* Set problem *
Return each entry exactly, with none missing.

Stored entries:
- - -

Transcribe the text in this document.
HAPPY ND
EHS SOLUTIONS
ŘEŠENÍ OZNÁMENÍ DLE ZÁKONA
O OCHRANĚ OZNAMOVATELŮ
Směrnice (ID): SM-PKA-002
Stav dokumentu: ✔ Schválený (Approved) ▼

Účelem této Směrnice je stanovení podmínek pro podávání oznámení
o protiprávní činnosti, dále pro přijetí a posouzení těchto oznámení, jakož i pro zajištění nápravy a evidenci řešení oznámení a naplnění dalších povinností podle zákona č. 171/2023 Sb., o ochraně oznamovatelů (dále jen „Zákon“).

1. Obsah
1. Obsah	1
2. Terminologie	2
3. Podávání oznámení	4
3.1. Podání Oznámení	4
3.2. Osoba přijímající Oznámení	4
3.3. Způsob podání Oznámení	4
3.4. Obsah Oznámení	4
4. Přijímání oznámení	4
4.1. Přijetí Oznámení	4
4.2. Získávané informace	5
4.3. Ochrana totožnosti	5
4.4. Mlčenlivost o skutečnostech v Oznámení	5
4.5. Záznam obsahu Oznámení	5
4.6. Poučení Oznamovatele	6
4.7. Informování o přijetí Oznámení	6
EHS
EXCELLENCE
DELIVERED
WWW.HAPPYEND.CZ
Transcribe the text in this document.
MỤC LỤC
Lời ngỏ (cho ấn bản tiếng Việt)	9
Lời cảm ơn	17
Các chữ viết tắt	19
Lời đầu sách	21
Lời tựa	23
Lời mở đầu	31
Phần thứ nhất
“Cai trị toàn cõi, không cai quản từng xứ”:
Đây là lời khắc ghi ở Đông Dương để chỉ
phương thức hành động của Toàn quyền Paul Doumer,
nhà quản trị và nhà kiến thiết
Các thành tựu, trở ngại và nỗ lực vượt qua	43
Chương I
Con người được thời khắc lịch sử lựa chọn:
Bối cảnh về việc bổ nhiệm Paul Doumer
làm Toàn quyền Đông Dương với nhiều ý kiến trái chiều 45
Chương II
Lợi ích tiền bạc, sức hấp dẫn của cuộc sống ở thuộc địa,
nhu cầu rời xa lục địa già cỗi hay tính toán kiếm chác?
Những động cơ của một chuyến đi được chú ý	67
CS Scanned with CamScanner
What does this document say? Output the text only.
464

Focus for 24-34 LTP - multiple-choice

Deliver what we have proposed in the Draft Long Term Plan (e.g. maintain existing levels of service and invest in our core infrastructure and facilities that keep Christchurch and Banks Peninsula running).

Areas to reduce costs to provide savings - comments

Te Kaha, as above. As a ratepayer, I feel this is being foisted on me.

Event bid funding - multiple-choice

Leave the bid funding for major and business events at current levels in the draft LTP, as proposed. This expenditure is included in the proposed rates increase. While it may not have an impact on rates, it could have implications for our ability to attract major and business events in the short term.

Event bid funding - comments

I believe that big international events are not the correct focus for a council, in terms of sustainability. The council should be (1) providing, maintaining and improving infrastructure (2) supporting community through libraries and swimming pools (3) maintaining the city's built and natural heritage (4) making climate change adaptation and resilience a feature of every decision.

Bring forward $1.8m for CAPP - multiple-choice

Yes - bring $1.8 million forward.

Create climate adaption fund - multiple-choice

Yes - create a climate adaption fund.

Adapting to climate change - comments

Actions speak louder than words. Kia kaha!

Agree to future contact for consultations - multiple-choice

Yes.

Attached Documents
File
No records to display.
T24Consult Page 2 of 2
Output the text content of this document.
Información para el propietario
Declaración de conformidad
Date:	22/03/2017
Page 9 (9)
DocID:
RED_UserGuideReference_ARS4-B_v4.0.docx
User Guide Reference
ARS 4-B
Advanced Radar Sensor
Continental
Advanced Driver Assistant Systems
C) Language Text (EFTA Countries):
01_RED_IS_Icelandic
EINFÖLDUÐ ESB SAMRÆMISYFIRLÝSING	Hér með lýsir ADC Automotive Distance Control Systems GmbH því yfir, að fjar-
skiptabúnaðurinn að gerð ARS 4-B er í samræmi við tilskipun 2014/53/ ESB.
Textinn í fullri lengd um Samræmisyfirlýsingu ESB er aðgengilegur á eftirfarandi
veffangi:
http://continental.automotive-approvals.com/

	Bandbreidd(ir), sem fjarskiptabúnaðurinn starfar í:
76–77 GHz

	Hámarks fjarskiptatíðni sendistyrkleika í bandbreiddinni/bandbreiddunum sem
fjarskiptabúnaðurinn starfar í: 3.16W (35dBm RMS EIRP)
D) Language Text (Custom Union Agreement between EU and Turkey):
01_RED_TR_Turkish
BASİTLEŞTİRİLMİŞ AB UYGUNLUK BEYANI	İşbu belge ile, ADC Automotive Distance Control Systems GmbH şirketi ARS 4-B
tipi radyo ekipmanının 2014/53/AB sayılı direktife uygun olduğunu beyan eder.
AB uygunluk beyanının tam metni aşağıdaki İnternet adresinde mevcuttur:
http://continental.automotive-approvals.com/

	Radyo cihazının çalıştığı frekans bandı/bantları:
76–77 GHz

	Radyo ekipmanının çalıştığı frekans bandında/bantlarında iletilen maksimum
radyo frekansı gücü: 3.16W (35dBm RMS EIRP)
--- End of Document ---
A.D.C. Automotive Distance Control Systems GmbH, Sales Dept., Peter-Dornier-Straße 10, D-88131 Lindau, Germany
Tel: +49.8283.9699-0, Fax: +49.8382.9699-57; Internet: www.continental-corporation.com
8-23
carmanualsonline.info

- - -

* Result for this exercise *
Transcribe the text in this document.
HAPPY ND
EHS SOLUTIONS
ŘEŠENÍ OZNÁMENÍ DLE ZÁKONA
O OCHRANĚ OZNAMOVATELŮ
Směrnice (ID): SM-PKA-002
Stav dokumentu: ✔ Schválený (Approved) ▼

Účelem této Směrnice je stanovení podmínek pro podávání oznámení
o protiprávní činnosti, dále pro přijetí a posouzení těchto oznámení, jakož i pro zajištění nápravy a evidenci řešení oznámení a naplnění dalších povinností podle zákona č. 171/2023 Sb., o ochraně oznamovatelů (dále jen „Zákon“).

1. Obsah
1. Obsah	1
2. Terminologie	2
3. Podávání oznámení	4
3.1. Podání Oznámení	4
3.2. Osoba přijímající Oznámení	4
3.3. Způsob podání Oznámení	4
3.4. Obsah Oznámení	4
4. Přijímání oznámení	4
4.1. Přijetí Oznámení	4
4.2. Získávané informace	5
4.3. Ochrana totožnosti	5
4.4. Mlčenlivost o skutečnostech v Oznámení	5
4.5. Záznam obsahu Oznámení	5
4.6. Poučení Oznamovatele	6
4.7. Informování o přijetí Oznámení	6
EHS
EXCELLENCE
DELIVERED
WWW.HAPPYEND.CZ
Transcribe the text in this document.
MỤC LỤC
Lời ngỏ (cho ấn bản tiếng Việt)	9
Lời cảm ơn	17
Các chữ viết tắt	19
Lời đầu sách	21
Lời tựa	23
Lời mở đầu	31
Phần thứ nhất
“Cai trị toàn cõi, không cai quản từng xứ”:
Đây là lời khắc ghi ở Đông Dương để chỉ
phương thức hành động của Toàn quyền Paul Doumer,
nhà quản trị và nhà kiến thiết
Các thành tựu, trở ngại và nỗ lực vượt qua	43
Chương I
Con người được thời khắc lịch sử lựa chọn:
Bối cảnh về việc bổ nhiệm Paul Doumer
làm Toàn quyền Đông Dương với nhiều ý kiến trái chiều 45
Chương II
Lợi ích tiền bạc, sức hấp dẫn của cuộc sống ở thuộc địa,
nhu cầu rời xa lục địa già cỗi hay tính toán kiếm chác?
Những động cơ của một chuyến đi được chú ý	67
CS Scanned with CamScanner
What does this document say? Output the text only.
464

Focus for 24-34 LTP - multiple-choice

Deliver what we have proposed in the Draft Long Term Plan (e.g. maintain existing levels of service and invest in our core infrastructure and facilities that keep Christchurch and Banks Peninsula running).

Areas to reduce costs to provide savings - comments

Te Kaha, as above. As a ratepayer, I feel this is being foisted on me.

Event bid funding - multiple-choice

Leave the bid funding for major and business events at current levels in the draft LTP, as proposed. This expenditure is included in the proposed rates increase. While it may not have an impact on rates, it could have implications for our ability to attract major and business events in the short term.

Event bid funding - comments

I believe that big international events are not the correct focus for a council, in terms of sustainability. The council should be (1) providing, maintaining and improving infrastructure (2) supporting community through libraries and swimming pools (3) maintaining the city's built and natural heritage (4) making climate change adaptation and resilience a feature of every decision.

Bring forward $1.8m for CAPP - multiple-choice

Yes - bring $1.8 million forward.

Create climate adaption fund - multiple-choice

Yes - create a climate adaption fund.

Adapting to climate change - comments

Actions speak louder than words. Kia kaha!

Agree to future contact for consultations - multiple-choice

Yes.

Attached Documents
File
No records to display.
T24Consult Page 2 of 2
Output the text content of this document.
Información para el propietario
Declaración de conformidad
Date:	22/03/2017
Page 9 (9)
DocID:
RED_UserGuideReference_ARS4-B_v4.0.docx
User Guide Reference
ARS 4-B
Advanced Radar Sensor
Continental
Advanced Driver Assistant Systems
C) Language Text (EFTA Countries):
01_RED_IS_Icelandic
EINFÖLDUÐ ESB SAMRÆMISYFIRLÝSING	Hér með lýsir ADC Automotive Distance Control Systems GmbH því yfir, að fjar-
skiptabúnaðurinn að gerð ARS 4-B er í samræmi við tilskipun 2014/53/ ESB.
Textinn í fullri lengd um Samræmisyfirlýsingu ESB er aðgengilegur á eftirfarandi
veffangi:
http://continental.automotive-approvals.com/

	Bandbreidd(ir), sem fjarskiptabúnaðurinn starfar í:
76–77 GHz

	Hámarks fjarskiptatíðni sendistyrkleika í bandbreiddinni/bandbreiddunum sem
fjarskiptabúnaðurinn starfar í: 3.16W (35dBm RMS EIRP)
D) Language Text (Custom Union Agreement between EU and Turkey):
01_RED_TR_Turkish
BASİTLEŞTİRİLMİŞ AB UYGUNLUK BEYANI	İşbu belge ile, ADC Automotive Distance Control Systems GmbH şirketi ARS 4-B
tipi radyo ekipmanının 2014/53/AB sayılı direktife uygun olduğunu beyan eder.
AB uygunluk beyanının tam metni aşağıdaki İnternet adresinde mevcuttur:
http://continental.automotive-approvals.com/

	Radyo cihazının çalıştığı frekans bandı/bantları:
76–77 GHz

	Radyo ekipmanının çalıştığı frekans bandında/bantlarında iletilen maksimum
radyo frekansı gücü: 3.16W (35dBm RMS EIRP)
--- End of Document ---
A.D.C. Automotive Distance Control Systems GmbH, Sales Dept., Peter-Dornier-Straße 10, D-88131 Lindau, Germany
Tel: +49.8283.9699-0, Fax: +49.8382.9699-57; Internet: www.continental-corporation.com
8-23
carmanualsonline.info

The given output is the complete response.